**TASK DIRECTIONS**
Each record below must be returned exactly as shown.
— START EXCERPTED DATA —
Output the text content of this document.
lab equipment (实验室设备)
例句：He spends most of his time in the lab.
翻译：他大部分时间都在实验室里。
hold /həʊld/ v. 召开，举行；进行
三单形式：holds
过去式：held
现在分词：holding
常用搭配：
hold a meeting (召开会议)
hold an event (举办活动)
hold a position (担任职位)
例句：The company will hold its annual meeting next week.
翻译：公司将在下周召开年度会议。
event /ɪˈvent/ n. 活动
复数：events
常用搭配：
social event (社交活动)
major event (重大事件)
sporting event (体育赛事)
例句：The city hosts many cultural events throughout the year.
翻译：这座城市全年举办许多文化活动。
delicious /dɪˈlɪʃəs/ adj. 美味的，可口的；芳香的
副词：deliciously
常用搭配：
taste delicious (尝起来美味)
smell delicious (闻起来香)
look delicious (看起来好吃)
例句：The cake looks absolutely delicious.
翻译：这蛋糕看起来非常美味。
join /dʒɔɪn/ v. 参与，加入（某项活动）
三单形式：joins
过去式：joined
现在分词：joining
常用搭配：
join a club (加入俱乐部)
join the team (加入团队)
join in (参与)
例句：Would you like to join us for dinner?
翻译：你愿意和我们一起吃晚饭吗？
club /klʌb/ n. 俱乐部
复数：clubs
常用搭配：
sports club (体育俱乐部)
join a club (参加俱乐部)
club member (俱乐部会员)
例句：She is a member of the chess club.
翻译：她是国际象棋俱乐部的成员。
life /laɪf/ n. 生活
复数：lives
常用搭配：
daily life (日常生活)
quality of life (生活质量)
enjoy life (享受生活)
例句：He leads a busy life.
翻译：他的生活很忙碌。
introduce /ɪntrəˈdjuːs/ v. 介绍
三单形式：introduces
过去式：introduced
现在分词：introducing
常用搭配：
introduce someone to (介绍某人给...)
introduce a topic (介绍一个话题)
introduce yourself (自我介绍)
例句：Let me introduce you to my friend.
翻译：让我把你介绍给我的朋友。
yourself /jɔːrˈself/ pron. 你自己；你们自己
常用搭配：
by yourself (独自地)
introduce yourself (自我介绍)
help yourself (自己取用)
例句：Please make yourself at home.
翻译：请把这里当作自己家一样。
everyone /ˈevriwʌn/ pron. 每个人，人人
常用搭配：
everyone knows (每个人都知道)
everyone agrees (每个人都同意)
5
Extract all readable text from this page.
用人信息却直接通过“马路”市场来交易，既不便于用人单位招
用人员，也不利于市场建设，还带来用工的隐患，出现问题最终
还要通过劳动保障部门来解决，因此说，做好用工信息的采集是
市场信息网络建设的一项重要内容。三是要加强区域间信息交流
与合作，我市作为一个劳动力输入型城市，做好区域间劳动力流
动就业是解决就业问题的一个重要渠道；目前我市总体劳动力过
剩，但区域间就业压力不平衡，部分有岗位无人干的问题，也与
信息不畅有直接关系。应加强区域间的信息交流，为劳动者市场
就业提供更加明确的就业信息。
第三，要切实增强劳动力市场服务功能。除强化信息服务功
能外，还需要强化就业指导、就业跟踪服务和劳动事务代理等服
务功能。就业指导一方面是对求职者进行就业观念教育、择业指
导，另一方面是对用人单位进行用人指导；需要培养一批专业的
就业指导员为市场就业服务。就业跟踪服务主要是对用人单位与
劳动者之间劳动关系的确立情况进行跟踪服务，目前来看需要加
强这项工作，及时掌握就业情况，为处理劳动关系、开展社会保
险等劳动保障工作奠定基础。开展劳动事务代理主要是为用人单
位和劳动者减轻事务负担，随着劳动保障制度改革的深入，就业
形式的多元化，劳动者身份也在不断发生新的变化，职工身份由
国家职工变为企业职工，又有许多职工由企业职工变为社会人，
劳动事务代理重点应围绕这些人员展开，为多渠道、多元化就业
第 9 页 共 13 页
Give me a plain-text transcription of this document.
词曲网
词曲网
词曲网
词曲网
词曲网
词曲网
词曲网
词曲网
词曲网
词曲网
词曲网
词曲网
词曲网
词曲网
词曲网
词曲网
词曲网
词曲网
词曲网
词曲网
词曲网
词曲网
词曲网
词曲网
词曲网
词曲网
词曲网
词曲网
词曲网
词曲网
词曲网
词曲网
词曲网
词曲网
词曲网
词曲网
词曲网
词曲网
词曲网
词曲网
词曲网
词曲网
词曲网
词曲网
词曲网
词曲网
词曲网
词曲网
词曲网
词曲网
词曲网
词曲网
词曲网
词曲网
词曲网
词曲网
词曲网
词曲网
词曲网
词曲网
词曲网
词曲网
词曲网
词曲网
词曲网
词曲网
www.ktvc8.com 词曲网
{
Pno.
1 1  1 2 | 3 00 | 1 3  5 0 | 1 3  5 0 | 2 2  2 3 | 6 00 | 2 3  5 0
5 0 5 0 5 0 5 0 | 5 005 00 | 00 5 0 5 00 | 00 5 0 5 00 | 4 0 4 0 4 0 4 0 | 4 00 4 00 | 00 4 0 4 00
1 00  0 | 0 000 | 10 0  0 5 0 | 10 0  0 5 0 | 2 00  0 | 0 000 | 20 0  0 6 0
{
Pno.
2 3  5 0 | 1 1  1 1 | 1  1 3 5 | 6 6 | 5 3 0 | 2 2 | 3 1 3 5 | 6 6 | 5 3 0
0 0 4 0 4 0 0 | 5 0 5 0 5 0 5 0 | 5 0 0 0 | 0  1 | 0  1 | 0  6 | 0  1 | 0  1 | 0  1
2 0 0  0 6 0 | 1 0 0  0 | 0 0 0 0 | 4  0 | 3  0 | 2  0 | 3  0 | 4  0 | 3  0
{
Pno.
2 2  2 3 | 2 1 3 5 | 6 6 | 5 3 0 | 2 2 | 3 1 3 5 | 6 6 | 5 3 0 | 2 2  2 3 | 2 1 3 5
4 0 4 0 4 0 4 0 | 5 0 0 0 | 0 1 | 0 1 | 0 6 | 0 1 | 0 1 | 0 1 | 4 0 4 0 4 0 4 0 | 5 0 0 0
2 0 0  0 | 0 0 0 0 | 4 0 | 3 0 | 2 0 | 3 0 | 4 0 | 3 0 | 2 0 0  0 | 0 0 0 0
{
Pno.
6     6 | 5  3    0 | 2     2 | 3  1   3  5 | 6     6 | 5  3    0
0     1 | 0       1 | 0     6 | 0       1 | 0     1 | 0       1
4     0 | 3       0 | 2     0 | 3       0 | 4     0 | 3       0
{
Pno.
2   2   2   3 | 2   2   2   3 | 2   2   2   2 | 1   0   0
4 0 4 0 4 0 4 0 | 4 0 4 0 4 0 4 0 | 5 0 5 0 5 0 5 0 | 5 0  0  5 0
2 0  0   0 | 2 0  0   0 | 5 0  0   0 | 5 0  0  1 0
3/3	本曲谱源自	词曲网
— END EXCERPTED DATA —
**ANSWER TO THIS TASK**
Output the text content of this document.
lab equipment (实验室设备)
例句：He spends most of his time in the lab.
翻译：他大部分时间都在实验室里。
hold /həʊld/ v. 召开，举行；进行
三单形式：holds
过去式：held
现在分词：holding
常用搭配：
hold a meeting (召开会议)
hold an event (举办活动)
hold a position (担任职位)
例句：The company will hold its annual meeting next week.
翻译：公司将在下周召开年度会议。
event /ɪˈvent/ n. 活动
复数：events
常用搭配：
social event (社交活动)
major event (重大事件)
sporting event (体育赛事)
例句：The city hosts many cultural events throughout the year.
翻译：这座城市全年举办许多文化活动。
delicious /dɪˈlɪʃəs/ adj. 美味的，可口的；芳香的
副词：deliciously
常用搭配：
taste delicious (尝起来美味)
smell delicious (闻起来香)
look delicious (看起来好吃)
例句：The cake looks absolutely delicious.
翻译：这蛋糕看起来非常美味。
join /dʒɔɪn/ v. 参与，加入（某项活动）
三单形式：joins
过去式：joined
现在分词：joining
常用搭配：
join a club (加入俱乐部)
join the team (加入团队)
join in (参与)
例句：Would you like to join us for dinner?
翻译：你愿意和我们一起吃晚饭吗？
club /klʌb/ n. 俱乐部
复数：clubs
常用搭配：
sports club (体育俱乐部)
join a club (参加俱乐部)
club member (俱乐部会员)
例句：She is a member of the chess club.
翻译：她是国际象棋俱乐部的成员。
life /laɪf/ n. 生活
复数：lives
常用搭配：
daily life (日常生活)
quality of life (生活质量)
enjoy life (享受生活)
例句：He leads a busy life.
翻译：他的生活很忙碌。
introduce /ɪntrəˈdjuːs/ v. 介绍
三单形式：introduces
过去式：introduced
现在分词：introducing
常用搭配：
introduce someone to (介绍某人给...)
introduce a topic (介绍一个话题)
introduce yourself (自我介绍)
例句：Let me introduce you to my friend.
翻译：让我把你介绍给我的朋友。
yourself /jɔːrˈself/ pron. 你自己；你们自己
常用搭配：
by yourself (独自地)
introduce yourself (自我介绍)
help yourself (自己取用)
例句：Please make yourself at home.
翻译：请把这里当作自己家一样。
everyone /ˈevriwʌn/ pron. 每个人，人人
常用搭配：
everyone knows (每个人都知道)
everyone agrees (每个人都同意)
5
Extract all readable text from this page.
用人信息却直接通过“马路”市场来交易，既不便于用人单位招
用人员，也不利于市场建设，还带来用工的隐患，出现问题最终
还要通过劳动保障部门来解决，因此说，做好用工信息的采集是
市场信息网络建设的一项重要内容。三是要加强区域间信息交流
与合作，我市作为一个劳动力输入型城市，做好区域间劳动力流
动就业是解决就业问题的一个重要渠道；目前我市总体劳动力过
剩，但区域间就业压力不平衡，部分有岗位无人干的问题，也与
信息不畅有直接关系。应加强区域间的信息交流，为劳动者市场
就业提供更加明确的就业信息。
第三，要切实增强劳动力市场服务功能。除强化信息服务功
能外，还需要强化就业指导、就业跟踪服务和劳动事务代理等服
务功能。就业指导一方面是对求职者进行就业观念教育、择业指
导，另一方面是对用人单位进行用人指导；需要培养一批专业的
就业指导员为市场就业服务。就业跟踪服务主要是对用人单位与
劳动者之间劳动关系的确立情况进行跟踪服务，目前来看需要加
强这项工作，及时掌握就业情况，为处理劳动关系、开展社会保
险等劳动保障工作奠定基础。开展劳动事务代理主要是为用人单
位和劳动者减轻事务负担，随着劳动保障制度改革的深入，就业
形式的多元化，劳动者身份也在不断发生新的变化，职工身份由
国家职工变为企业职工，又有许多职工由企业职工变为社会人，
劳动事务代理重点应围绕这些人员展开，为多渠道、多元化就业
第 9 页 共 13 页
Give me a plain-text transcription of this document.
词曲网
词曲网
词曲网
词曲网
词曲网
词曲网
词曲网
词曲网
词曲网
词曲网
词曲网
词曲网
词曲网
词曲网
词曲网
词曲网
词曲网
词曲网
词曲网
词曲网
词曲网
词曲网
词曲网
词曲网
词曲网
词曲网
词曲网
词曲网
词曲网
词曲网
词曲网
词曲网
词曲网
词曲网
词曲网
词曲网
词曲网
词曲网
词曲网
词曲网
词曲网
词曲网
词曲网
词曲网
词曲网
词曲网
词曲网
词曲网
词曲网
词曲网
词曲网
词曲网
词曲网
词曲网
词曲网
词曲网
词曲网
词曲网
词曲网
词曲网
词曲网
词曲网
词曲网
词曲网
词曲网
词曲网
www.ktvc8.com 词曲网
{
Pno.
1 1  1 2 | 3 00 | 1 3  5 0 | 1 3  5 0 | 2 2  2 3 | 6 00 | 2 3  5 0
5 0 5 0 5 0 5 0 | 5 005 00 | 00 5 0 5 00 | 00 5 0 5 00 | 4 0 4 0 4 0 4 0 | 4 00 4 00 | 00 4 0 4 00
1 00  0 | 0 000 | 10 0  0 5 0 | 10 0  0 5 0 | 2 00  0 | 0 000 | 20 0  0 6 0
{
Pno.
2 3  5 0 | 1 1  1 1 | 1  1 3 5 | 6 6 | 5 3 0 | 2 2 | 3 1 3 5 | 6 6 | 5 3 0
0 0 4 0 4 0 0 | 5 0 5 0 5 0 5 0 | 5 0 0 0 | 0  1 | 0  1 | 0  6 | 0  1 | 0  1 | 0  1
2 0 0  0 6 0 | 1 0 0  0 | 0 0 0 0 | 4  0 | 3  0 | 2  0 | 3  0 | 4  0 | 3  0
{
Pno.
2 2  2 3 | 2 1 3 5 | 6 6 | 5 3 0 | 2 2 | 3 1 3 5 | 6 6 | 5 3 0 | 2 2  2 3 | 2 1 3 5
4 0 4 0 4 0 4 0 | 5 0 0 0 | 0 1 | 0 1 | 0 6 | 0 1 | 0 1 | 0 1 | 4 0 4 0 4 0 4 0 | 5 0 0 0
2 0 0  0 | 0 0 0 0 | 4 0 | 3 0 | 2 0 | 3 0 | 4 0 | 3 0 | 2 0 0  0 | 0 0 0 0
{
Pno.
6     6 | 5  3    0 | 2     2 | 3  1   3  5 | 6     6 | 5  3    0
0     1 | 0       1 | 0     6 | 0       1 | 0     1 | 0       1
4     0 | 3       0 | 2     0 | 3       0 | 4     0 | 3       0
{
Pno.
2   2   2   3 | 2   2   2   3 | 2   2   2   2 | 1   0   0
4 0 4 0 4 0 4 0 | 4 0 4 0 4 0 4 0 | 5 0 5 0 5 0 5 0 | 5 0  0  5 0
2 0  0   0 | 2 0  0   0 | 5 0  0   0 | 5 0  0  1 0
3/3	本曲谱源自	词曲网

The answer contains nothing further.